Dataset records:
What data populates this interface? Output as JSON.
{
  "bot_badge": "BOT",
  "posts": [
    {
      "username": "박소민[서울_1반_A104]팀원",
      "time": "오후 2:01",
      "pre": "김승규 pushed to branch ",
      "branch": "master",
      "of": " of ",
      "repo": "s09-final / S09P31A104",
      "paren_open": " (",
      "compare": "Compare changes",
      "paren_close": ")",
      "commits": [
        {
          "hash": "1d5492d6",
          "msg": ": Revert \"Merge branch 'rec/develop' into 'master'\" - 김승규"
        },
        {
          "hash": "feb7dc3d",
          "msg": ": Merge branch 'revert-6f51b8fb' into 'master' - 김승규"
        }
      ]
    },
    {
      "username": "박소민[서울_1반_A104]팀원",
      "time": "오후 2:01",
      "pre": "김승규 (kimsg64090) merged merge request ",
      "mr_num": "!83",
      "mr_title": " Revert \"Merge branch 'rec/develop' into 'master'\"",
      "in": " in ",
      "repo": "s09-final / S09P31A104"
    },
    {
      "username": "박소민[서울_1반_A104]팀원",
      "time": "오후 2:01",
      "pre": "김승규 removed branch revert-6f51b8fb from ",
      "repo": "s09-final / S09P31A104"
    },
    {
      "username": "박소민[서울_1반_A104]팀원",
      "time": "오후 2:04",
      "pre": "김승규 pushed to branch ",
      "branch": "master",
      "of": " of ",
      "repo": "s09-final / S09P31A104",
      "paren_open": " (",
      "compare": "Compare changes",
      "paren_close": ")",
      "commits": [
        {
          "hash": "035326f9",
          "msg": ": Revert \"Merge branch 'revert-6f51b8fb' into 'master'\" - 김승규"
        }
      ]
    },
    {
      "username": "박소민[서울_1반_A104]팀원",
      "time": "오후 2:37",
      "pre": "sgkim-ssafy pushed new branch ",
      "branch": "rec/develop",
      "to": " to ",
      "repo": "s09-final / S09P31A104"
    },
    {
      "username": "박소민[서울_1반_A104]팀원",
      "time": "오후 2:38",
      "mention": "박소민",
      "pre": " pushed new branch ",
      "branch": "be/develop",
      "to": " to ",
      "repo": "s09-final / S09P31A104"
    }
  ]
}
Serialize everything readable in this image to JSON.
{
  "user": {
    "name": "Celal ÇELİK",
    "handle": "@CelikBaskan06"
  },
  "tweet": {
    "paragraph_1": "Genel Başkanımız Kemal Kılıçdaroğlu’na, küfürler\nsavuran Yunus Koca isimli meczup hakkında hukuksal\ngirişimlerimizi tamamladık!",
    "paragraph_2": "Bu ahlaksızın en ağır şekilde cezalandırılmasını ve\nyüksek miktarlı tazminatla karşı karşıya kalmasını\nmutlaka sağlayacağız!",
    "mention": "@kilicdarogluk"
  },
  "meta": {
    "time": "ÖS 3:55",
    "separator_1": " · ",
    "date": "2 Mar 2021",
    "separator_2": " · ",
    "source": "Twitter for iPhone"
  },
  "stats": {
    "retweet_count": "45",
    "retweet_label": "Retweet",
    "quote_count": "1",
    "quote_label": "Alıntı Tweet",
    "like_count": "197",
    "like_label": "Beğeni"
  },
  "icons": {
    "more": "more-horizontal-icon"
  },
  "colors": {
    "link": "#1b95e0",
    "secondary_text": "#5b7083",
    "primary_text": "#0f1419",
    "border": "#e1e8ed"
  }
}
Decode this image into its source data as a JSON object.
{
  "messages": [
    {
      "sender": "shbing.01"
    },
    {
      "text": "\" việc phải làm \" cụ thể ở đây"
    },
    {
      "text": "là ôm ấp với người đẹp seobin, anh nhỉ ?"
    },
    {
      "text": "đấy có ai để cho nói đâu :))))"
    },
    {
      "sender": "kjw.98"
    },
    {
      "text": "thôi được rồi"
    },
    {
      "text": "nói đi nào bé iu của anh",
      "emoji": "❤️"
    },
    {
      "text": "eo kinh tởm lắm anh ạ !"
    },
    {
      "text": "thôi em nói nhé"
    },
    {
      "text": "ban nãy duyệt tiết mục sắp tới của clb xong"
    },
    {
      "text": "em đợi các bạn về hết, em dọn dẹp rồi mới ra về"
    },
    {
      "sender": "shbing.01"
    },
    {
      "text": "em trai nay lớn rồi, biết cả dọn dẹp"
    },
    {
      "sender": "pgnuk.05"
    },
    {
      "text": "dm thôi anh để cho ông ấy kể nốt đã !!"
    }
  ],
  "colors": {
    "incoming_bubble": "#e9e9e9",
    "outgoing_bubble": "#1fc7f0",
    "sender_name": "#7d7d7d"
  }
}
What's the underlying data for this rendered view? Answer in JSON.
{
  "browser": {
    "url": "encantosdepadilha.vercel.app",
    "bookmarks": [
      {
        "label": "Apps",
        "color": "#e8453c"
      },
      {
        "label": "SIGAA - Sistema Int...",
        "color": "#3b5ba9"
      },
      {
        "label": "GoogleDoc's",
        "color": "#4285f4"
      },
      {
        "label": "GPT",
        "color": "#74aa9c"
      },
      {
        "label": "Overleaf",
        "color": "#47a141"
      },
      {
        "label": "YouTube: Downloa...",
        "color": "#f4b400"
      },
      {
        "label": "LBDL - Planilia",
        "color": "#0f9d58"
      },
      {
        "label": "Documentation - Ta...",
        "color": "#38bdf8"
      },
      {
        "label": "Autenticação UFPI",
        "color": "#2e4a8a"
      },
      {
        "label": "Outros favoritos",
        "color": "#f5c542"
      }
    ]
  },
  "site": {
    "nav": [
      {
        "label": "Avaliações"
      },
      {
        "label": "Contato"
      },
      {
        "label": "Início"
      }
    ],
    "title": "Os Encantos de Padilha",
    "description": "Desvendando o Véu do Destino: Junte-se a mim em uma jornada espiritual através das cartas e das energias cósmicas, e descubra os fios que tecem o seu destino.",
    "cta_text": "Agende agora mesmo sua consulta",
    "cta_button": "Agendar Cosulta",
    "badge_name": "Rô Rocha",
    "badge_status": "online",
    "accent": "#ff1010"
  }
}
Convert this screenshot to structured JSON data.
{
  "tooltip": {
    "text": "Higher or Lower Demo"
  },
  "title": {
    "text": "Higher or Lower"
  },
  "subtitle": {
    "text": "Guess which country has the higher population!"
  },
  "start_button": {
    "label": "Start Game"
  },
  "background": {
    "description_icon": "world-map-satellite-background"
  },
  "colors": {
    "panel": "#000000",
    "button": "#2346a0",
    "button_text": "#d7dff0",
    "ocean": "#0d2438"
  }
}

> **Request**
Repeat the data precisely, reproducing every entry.

> **Solution**
What data populates this interface? Output as JSON.
{
  "bot_badge": "BOT",
  "posts": [
    {
      "username": "박소민[서울_1반_A104]팀원",
      "time": "오후 2:01",
      "pre": "김승규 pushed to branch ",
      "branch": "master",
      "of": " of ",
      "repo": "s09-final / S09P31A104",
      "paren_open": " (",
      "compare": "Compare changes",
      "paren_close": ")",
      "commits": [
        {
          "hash": "1d5492d6",
          "msg": ": Revert \"Merge branch 'rec/develop' into 'master'\" - 김승규"
        },
        {
          "hash": "feb7dc3d",
          "msg": ": Merge branch 'revert-6f51b8fb' into 'master' - 김승규"
        }
      ]
    },
    {
      "username": "박소민[서울_1반_A104]팀원",
      "time": "오후 2:01",
      "pre": "김승규 (kimsg64090) merged merge request ",
      "mr_num": "!83",
      "mr_title": " Revert \"Merge branch 'rec/develop' into 'master'\"",
      "in": " in ",
      "repo": "s09-final / S09P31A104"
    },
    {
      "username": "박소민[서울_1반_A104]팀원",
      "time": "오후 2:01",
      "pre": "김승규 removed branch revert-6f51b8fb from ",
      "repo": "s09-final / S09P31A104"
    },
    {
      "username": "박소민[서울_1반_A104]팀원",
      "time": "오후 2:04",
      "pre": "김승규 pushed to branch ",
      "branch": "master",
      "of": " of ",
      "repo": "s09-final / S09P31A104",
      "paren_open": " (",
      "compare": "Compare changes",
      "paren_close": ")",
      "commits": [
        {
          "hash": "035326f9",
          "msg": ": Revert \"Merge branch 'revert-6f51b8fb' into 'master'\" - 김승규"
        }
      ]
    },
    {
      "username": "박소민[서울_1반_A104]팀원",
      "time": "오후 2:37",
      "pre": "sgkim-ssafy pushed new branch ",
      "branch": "rec/develop",
      "to": " to ",
      "repo": "s09-final / S09P31A104"
    },
    {
      "username": "박소민[서울_1반_A104]팀원",
      "time": "오후 2:38",
      "mention": "박소민",
      "pre": " pushed new branch ",
      "branch": "be/develop",
      "to": " to ",
      "repo": "s09-final / S09P31A104"
    }
  ]
}
Serialize everything readable in this image to JSON.
{
  "user": {
    "name": "Celal ÇELİK",
    "handle": "@CelikBaskan06"
  },
  "tweet": {
    "paragraph_1": "Genel Başkanımız Kemal Kılıçdaroğlu’na, küfürler\nsavuran Yunus Koca isimli meczup hakkında hukuksal\ngirişimlerimizi tamamladık!",
    "paragraph_2": "Bu ahlaksızın en ağır şekilde cezalandırılmasını ve\nyüksek miktarlı tazminatla karşı karşıya kalmasını\nmutlaka sağlayacağız!",
    "mention": "@kilicdarogluk"
  },
  "meta": {
    "time": "ÖS 3:55",
    "separator_1": " · ",
    "date": "2 Mar 2021",
    "separator_2": " · ",
    "source": "Twitter for iPhone"
  },
  "stats": {
    "retweet_count": "45",
    "retweet_label": "Retweet",
    "quote_count": "1",
    "quote_label": "Alıntı Tweet",
    "like_count": "197",
    "like_label": "Beğeni"
  },
  "icons": {
    "more": "more-horizontal-icon"
  },
  "colors": {
    "link": "#1b95e0",
    "secondary_text": "#5b7083",
    "primary_text": "#0f1419",
    "border": "#e1e8ed"
  }
}
Decode this image into its source data as a JSON object.
{
  "messages": [
    {
      "sender": "shbing.01"
    },
    {
      "text": "\" việc phải làm \" cụ thể ở đây"
    },
    {
      "text": "là ôm ấp với người đẹp seobin, anh nhỉ ?"
    },
    {
      "text": "đấy có ai để cho nói đâu :))))"
    },
    {
      "sender": "kjw.98"
    },
    {
      "text": "thôi được rồi"
    },
    {
      "text": "nói đi nào bé iu của anh",
      "emoji": "❤️"
    },
    {
      "text": "eo kinh tởm lắm anh ạ !"
    },
    {
      "text": "thôi em nói nhé"
    },
    {
      "text": "ban nãy duyệt tiết mục sắp tới của clb xong"
    },
    {
      "text": "em đợi các bạn về hết, em dọn dẹp rồi mới ra về"
    },
    {
      "sender": "shbing.01"
    },
    {
      "text": "em trai nay lớn rồi, biết cả dọn dẹp"
    },
    {
      "sender": "pgnuk.05"
    },
    {
      "text": "dm thôi anh để cho ông ấy kể nốt đã !!"
    }
  ],
  "colors": {
    "incoming_bubble": "#e9e9e9",
    "outgoing_bubble": "#1fc7f0",
    "sender_name": "#7d7d7d"
  }
}
What's the underlying data for this rendered view? Answer in JSON.
{
  "browser": {
    "url": "encantosdepadilha.vercel.app",
    "bookmarks": [
      {
        "label": "Apps",
        "color": "#e8453c"
      },
      {
        "label": "SIGAA - Sistema Int...",
        "color": "#3b5ba9"
      },
      {
        "label": "GoogleDoc's",
        "color": "#4285f4"
      },
      {
        "label": "GPT",
        "color": "#74aa9c"
      },
      {
        "label": "Overleaf",
        "color": "#47a141"
      },
      {
        "label": "YouTube: Downloa...",
        "color": "#f4b400"
      },
      {
        "label": "LBDL - Planilia",
        "color": "#0f9d58"
      },
      {
        "label": "Documentation - Ta...",
        "color": "#38bdf8"
      },
      {
        "label": "Autenticação UFPI",
        "color": "#2e4a8a"
      },
      {
        "label": "Outros favoritos",
        "color": "#f5c542"
      }
    ]
  },
  "site": {
    "nav": [
      {
        "label": "Avaliações"
      },
      {
        "label": "Contato"
      },
      {
        "label": "Início"
      }
    ],
    "title": "Os Encantos de Padilha",
    "description": "Desvendando o Véu do Destino: Junte-se a mim em uma jornada espiritual através das cartas e das energias cósmicas, e descubra os fios que tecem o seu destino.",
    "cta_text": "Agende agora mesmo sua consulta",
    "cta_button": "Agendar Cosulta",
    "badge_name": "Rô Rocha",
    "badge_status": "online",
    "accent": "#ff1010"
  }
}
Convert this screenshot to structured JSON data.
{
  "tooltip": {
    "text": "Higher or Lower Demo"
  },
  "title": {
    "text": "Higher or Lower"
  },
  "subtitle": {
    "text": "Guess which country has the higher population!"
  },
  "start_button": {
    "label": "Start Game"
  },
  "background": {
    "description_icon": "world-map-satellite-background"
  },
  "colors": {
    "panel": "#000000",
    "button": "#2346a0",
    "button_text": "#d7dff0",
    "ocean": "#0d2438"
  }
}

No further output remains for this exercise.